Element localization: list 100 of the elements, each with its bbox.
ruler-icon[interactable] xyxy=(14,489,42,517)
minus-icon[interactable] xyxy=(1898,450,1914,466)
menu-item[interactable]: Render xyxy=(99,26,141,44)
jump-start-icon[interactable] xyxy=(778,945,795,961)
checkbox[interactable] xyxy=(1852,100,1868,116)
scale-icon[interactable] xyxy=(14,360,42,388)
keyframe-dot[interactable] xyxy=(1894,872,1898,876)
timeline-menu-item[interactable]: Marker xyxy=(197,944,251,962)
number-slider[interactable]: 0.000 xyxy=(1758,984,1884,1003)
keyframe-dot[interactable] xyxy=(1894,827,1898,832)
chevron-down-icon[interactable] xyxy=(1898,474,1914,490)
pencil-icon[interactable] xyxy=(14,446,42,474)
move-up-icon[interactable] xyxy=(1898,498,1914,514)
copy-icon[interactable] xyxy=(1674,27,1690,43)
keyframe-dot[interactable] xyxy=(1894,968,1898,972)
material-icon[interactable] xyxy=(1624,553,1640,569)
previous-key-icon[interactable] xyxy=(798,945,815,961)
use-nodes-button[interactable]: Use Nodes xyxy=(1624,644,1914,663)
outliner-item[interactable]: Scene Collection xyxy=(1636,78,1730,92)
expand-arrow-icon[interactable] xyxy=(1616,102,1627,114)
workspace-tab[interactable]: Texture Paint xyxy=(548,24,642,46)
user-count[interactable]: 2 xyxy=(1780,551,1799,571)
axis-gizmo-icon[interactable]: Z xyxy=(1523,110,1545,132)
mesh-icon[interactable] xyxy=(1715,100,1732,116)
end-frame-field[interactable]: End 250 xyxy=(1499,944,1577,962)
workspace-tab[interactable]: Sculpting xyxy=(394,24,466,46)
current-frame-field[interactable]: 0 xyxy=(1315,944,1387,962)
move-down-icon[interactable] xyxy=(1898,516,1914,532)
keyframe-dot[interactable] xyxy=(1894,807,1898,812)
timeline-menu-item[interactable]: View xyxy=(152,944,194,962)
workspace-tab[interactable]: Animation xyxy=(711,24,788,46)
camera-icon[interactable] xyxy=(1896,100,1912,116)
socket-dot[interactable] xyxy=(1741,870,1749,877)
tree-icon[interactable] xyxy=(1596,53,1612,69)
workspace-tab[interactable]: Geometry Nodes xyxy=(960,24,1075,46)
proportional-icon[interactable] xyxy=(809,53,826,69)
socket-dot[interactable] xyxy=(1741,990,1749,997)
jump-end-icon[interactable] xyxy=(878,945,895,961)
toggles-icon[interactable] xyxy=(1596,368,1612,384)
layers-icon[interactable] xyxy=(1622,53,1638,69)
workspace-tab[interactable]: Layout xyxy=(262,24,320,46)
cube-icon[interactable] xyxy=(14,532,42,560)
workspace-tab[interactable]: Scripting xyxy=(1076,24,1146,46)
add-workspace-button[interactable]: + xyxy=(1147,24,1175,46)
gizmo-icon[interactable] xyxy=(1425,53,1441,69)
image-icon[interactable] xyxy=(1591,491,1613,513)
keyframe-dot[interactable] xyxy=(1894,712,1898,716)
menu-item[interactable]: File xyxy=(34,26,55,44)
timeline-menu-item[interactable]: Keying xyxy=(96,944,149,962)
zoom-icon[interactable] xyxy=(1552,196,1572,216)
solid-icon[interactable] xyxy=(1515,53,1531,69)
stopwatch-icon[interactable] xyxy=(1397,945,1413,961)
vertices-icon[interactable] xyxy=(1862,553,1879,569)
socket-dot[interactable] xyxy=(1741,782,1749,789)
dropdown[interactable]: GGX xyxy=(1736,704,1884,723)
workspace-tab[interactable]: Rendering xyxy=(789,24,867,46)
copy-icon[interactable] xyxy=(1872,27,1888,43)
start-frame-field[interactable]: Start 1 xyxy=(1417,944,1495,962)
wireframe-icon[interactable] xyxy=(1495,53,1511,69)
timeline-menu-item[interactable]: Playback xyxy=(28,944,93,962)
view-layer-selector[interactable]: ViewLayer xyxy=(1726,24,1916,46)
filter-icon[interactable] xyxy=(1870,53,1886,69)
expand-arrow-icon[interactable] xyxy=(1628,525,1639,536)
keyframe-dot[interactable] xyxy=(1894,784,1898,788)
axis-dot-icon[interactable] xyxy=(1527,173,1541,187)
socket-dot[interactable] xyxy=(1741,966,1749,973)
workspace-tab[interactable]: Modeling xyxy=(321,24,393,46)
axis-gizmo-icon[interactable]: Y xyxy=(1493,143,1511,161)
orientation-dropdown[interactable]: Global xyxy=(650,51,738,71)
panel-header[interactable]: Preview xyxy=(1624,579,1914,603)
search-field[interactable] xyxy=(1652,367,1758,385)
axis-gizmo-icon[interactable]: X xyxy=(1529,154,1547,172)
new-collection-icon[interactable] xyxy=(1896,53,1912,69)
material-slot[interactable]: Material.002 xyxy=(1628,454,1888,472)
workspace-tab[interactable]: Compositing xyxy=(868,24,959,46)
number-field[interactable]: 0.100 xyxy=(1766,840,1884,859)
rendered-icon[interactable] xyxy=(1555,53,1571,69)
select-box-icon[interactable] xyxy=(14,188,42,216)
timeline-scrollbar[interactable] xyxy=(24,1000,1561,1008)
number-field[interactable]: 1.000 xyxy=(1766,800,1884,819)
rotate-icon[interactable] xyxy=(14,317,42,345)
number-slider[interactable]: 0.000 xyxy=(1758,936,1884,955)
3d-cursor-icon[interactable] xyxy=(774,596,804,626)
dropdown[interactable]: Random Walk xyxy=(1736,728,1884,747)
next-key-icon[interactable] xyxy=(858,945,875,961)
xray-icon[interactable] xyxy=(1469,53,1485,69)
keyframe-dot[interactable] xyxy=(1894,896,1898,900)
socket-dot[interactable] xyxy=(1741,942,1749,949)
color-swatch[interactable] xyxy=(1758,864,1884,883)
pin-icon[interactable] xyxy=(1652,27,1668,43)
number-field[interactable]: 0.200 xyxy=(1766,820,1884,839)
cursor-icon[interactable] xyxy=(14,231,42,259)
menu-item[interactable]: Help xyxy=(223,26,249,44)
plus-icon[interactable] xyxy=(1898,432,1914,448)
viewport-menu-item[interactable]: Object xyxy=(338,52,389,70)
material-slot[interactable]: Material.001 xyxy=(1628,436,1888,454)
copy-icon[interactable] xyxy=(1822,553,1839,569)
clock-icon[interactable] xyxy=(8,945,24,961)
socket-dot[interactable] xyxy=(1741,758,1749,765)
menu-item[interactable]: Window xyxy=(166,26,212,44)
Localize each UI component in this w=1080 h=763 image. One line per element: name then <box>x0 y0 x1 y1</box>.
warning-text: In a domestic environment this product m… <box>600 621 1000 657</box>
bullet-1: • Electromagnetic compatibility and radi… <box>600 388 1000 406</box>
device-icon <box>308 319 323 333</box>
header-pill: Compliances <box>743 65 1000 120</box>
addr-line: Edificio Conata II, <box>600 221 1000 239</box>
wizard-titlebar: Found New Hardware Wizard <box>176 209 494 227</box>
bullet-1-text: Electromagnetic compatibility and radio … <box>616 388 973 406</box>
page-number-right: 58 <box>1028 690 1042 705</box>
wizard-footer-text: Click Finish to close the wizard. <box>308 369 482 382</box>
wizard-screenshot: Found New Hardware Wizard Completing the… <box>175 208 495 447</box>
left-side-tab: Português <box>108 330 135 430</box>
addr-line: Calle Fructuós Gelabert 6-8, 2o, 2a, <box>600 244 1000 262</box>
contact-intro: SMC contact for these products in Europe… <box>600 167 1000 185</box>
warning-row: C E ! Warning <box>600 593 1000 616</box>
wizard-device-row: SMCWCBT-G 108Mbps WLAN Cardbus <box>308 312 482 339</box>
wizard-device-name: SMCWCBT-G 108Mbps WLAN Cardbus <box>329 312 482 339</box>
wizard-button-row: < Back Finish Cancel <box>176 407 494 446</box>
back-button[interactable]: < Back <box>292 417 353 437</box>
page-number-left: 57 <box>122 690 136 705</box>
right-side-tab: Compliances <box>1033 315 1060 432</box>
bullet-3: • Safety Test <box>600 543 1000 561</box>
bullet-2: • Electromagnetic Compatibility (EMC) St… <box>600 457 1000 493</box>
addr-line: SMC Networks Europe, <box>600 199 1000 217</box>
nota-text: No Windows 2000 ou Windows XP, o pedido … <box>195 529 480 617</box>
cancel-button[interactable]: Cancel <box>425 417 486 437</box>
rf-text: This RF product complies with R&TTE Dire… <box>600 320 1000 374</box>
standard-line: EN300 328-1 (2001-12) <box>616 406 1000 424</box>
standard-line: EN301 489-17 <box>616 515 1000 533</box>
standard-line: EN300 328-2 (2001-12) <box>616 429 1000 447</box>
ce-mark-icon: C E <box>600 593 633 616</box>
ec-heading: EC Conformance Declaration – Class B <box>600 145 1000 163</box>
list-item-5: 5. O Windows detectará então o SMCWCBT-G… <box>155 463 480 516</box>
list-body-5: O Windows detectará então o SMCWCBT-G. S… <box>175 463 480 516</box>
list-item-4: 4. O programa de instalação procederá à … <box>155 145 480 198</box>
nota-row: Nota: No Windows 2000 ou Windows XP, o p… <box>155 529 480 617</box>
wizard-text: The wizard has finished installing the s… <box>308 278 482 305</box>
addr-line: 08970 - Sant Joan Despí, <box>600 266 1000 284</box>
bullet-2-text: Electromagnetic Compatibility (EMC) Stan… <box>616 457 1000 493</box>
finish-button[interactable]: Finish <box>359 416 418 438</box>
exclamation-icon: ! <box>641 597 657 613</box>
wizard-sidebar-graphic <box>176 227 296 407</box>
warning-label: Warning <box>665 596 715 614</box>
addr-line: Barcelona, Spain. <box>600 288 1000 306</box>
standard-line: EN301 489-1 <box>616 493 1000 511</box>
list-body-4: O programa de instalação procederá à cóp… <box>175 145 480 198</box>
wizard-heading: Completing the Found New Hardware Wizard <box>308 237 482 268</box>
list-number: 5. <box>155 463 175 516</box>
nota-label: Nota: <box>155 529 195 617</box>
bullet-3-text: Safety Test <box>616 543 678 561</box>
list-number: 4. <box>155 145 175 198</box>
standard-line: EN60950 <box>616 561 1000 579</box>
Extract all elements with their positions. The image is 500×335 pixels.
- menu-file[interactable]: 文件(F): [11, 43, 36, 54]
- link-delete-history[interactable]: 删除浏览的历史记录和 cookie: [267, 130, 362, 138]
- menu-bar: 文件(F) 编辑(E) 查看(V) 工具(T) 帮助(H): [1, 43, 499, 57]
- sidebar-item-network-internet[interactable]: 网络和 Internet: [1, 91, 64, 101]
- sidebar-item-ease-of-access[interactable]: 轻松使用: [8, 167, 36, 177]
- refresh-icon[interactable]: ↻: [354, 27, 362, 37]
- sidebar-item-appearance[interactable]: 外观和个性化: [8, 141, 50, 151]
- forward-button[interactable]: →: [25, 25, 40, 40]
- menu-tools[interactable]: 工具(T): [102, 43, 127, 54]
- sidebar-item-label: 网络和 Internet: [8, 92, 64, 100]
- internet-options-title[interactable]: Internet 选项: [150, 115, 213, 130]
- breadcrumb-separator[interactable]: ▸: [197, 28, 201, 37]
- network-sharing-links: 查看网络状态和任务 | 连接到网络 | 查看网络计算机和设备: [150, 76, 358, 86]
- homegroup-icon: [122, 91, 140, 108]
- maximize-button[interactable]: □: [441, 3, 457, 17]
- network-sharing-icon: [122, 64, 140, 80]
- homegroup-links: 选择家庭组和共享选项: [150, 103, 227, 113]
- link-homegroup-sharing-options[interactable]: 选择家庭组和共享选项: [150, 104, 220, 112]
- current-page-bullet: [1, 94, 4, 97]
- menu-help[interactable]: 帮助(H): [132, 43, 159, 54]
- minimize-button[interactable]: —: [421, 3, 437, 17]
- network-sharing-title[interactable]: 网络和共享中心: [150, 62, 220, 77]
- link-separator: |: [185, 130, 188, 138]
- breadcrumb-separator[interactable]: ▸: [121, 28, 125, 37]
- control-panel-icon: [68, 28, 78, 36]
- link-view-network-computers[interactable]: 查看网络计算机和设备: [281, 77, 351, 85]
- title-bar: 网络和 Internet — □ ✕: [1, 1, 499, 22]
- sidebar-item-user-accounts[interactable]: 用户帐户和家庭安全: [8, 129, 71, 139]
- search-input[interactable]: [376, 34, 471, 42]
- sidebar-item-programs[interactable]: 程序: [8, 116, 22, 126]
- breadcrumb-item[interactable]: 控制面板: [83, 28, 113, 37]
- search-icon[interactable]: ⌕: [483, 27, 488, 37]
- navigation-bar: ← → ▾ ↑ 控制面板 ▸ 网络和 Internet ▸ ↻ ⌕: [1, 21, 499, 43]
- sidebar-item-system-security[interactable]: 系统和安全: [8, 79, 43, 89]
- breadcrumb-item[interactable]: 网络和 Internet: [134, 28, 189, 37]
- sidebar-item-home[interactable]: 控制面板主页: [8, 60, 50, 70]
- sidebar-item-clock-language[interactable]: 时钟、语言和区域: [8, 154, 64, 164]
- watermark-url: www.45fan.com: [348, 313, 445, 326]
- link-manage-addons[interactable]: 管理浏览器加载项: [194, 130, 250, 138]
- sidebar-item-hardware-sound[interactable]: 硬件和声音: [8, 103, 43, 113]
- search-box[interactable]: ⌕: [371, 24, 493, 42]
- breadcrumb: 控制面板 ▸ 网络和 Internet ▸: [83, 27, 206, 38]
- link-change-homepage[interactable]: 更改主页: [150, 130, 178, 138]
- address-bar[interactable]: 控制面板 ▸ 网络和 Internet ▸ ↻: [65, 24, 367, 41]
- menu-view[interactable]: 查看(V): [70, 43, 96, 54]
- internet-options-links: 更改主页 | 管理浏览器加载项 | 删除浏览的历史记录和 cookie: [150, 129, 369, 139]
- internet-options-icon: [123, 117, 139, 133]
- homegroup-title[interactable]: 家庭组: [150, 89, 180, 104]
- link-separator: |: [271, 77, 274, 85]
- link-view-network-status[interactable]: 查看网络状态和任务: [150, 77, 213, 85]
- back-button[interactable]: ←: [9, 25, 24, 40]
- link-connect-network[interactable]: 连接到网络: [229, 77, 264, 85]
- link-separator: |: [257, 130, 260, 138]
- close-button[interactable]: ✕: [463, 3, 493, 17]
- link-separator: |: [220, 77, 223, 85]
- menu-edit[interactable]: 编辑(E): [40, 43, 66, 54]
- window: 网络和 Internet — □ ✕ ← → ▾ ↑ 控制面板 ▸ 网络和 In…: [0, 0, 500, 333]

Brief:
Print the entries from the very first line down through the line containing "mesh-icon[interactable] xyxy=(1715,100,1732,116)", both included, exactly as they appear.

Solution:
Element localization: list 100 of the elements, each with its bbox.
ruler-icon[interactable] xyxy=(14,489,42,517)
minus-icon[interactable] xyxy=(1898,450,1914,466)
menu-item[interactable]: Render xyxy=(99,26,141,44)
jump-start-icon[interactable] xyxy=(778,945,795,961)
checkbox[interactable] xyxy=(1852,100,1868,116)
scale-icon[interactable] xyxy=(14,360,42,388)
keyframe-dot[interactable] xyxy=(1894,872,1898,876)
timeline-menu-item[interactable]: Marker xyxy=(197,944,251,962)
number-slider[interactable]: 0.000 xyxy=(1758,984,1884,1003)
keyframe-dot[interactable] xyxy=(1894,827,1898,832)
chevron-down-icon[interactable] xyxy=(1898,474,1914,490)
pencil-icon[interactable] xyxy=(14,446,42,474)
move-up-icon[interactable] xyxy=(1898,498,1914,514)
copy-icon[interactable] xyxy=(1674,27,1690,43)
keyframe-dot[interactable] xyxy=(1894,968,1898,972)
material-icon[interactable] xyxy=(1624,553,1640,569)
previous-key-icon[interactable] xyxy=(798,945,815,961)
use-nodes-button[interactable]: Use Nodes xyxy=(1624,644,1914,663)
outliner-item[interactable]: Scene Collection xyxy=(1636,78,1730,92)
expand-arrow-icon[interactable] xyxy=(1616,102,1627,114)
workspace-tab[interactable]: Texture Paint xyxy=(548,24,642,46)
user-count[interactable]: 2 xyxy=(1780,551,1799,571)
axis-gizmo-icon[interactable]: Z xyxy=(1523,110,1545,132)
mesh-icon[interactable] xyxy=(1715,100,1732,116)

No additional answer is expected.